Aim of the task | Search the material and gather each line with "教室的窗户用玻璃制成" in it.

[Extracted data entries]
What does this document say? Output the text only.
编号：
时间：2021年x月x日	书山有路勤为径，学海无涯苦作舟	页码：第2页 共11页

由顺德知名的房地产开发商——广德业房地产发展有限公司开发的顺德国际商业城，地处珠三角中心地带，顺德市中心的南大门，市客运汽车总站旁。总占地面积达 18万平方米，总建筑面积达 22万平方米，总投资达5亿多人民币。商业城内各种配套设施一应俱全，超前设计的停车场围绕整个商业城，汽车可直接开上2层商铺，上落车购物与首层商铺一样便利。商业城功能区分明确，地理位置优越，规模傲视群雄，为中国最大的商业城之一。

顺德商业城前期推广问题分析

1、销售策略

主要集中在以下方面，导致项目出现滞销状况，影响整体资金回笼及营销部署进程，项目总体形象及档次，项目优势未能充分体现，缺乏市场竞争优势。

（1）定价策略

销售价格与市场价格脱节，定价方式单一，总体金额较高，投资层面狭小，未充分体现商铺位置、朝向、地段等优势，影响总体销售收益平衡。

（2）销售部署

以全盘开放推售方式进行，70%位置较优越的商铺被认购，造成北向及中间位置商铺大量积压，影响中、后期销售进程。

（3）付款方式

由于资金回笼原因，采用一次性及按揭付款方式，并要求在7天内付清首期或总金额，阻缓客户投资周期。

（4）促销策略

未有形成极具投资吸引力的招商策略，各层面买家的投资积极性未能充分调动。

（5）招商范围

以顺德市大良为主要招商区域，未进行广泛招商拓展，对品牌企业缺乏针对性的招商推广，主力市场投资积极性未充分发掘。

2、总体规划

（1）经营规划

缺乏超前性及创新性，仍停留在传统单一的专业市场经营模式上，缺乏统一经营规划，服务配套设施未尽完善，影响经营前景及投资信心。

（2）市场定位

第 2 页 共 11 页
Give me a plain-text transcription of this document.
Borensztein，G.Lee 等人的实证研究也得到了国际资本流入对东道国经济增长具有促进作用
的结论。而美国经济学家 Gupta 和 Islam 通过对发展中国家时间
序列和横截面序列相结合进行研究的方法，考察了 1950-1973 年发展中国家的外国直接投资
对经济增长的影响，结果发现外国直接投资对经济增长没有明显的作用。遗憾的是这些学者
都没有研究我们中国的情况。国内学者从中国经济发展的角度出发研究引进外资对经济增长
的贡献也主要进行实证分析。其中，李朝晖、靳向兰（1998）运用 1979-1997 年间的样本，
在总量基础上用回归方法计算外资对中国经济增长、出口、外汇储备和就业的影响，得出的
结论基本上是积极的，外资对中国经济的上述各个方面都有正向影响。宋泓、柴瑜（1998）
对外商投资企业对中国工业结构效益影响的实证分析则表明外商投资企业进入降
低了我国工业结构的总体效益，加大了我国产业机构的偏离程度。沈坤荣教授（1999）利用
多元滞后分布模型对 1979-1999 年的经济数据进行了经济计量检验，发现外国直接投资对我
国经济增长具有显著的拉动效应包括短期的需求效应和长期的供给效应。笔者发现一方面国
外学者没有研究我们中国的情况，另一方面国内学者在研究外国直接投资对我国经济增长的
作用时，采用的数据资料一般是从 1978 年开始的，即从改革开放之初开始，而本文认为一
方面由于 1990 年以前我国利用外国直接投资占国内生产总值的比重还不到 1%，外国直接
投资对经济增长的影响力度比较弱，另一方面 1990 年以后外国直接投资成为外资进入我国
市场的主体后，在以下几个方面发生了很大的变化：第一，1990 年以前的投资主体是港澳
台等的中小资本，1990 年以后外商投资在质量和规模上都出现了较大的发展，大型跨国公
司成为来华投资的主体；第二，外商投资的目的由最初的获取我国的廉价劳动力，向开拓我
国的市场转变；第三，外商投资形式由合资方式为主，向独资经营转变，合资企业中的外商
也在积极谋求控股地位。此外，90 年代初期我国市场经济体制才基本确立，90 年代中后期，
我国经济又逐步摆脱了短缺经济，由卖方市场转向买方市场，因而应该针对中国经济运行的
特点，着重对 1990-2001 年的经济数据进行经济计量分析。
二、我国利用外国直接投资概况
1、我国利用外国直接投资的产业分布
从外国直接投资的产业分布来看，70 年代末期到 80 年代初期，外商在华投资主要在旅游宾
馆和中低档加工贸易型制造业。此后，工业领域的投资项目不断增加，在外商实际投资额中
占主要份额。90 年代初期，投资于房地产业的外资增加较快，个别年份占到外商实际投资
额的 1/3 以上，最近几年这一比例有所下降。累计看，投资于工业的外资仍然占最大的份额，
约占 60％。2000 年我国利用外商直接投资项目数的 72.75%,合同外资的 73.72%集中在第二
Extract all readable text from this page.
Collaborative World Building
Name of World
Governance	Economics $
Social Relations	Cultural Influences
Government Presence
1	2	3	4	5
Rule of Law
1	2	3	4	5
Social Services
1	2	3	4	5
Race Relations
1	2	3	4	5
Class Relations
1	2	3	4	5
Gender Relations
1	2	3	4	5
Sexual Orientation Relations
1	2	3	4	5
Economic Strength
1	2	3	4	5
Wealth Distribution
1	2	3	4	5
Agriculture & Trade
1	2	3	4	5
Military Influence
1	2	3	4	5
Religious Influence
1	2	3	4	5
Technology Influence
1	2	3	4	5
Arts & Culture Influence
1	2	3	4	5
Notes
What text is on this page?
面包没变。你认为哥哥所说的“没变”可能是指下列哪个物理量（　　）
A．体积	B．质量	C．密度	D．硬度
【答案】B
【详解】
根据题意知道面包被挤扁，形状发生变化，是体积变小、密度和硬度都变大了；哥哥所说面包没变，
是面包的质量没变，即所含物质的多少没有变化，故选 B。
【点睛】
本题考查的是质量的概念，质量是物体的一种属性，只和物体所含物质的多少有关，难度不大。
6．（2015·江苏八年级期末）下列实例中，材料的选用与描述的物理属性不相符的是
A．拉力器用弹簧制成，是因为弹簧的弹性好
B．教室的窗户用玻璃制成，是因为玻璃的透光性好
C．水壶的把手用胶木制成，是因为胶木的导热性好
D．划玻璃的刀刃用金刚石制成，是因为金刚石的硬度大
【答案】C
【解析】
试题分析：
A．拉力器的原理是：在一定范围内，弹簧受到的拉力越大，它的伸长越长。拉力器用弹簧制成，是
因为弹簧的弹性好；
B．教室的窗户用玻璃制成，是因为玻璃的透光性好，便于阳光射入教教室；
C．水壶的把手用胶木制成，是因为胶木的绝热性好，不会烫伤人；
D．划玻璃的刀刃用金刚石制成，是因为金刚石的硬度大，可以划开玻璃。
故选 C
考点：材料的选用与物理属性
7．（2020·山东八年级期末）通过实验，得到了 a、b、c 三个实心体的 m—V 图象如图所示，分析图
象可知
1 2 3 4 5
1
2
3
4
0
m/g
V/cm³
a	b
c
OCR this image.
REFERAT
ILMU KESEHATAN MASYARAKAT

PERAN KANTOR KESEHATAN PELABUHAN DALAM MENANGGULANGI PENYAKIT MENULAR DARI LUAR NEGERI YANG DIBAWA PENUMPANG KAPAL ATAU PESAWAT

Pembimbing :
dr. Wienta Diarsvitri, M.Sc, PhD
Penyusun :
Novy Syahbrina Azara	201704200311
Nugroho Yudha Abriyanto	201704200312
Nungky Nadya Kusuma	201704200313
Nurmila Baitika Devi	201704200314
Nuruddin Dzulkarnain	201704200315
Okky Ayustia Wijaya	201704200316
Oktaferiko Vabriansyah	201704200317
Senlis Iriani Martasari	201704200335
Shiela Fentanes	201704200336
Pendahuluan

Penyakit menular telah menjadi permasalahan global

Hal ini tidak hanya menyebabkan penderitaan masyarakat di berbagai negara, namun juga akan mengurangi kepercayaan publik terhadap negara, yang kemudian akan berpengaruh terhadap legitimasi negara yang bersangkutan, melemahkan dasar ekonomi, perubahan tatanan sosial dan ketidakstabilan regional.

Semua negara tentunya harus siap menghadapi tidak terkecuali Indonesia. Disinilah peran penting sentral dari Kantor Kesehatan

Written response |
B．教室的窗户用玻璃制成，是因为玻璃的透光性好
B．教室的窗户用玻璃制成，是因为玻璃的透光性好，便于阳光射入教教室；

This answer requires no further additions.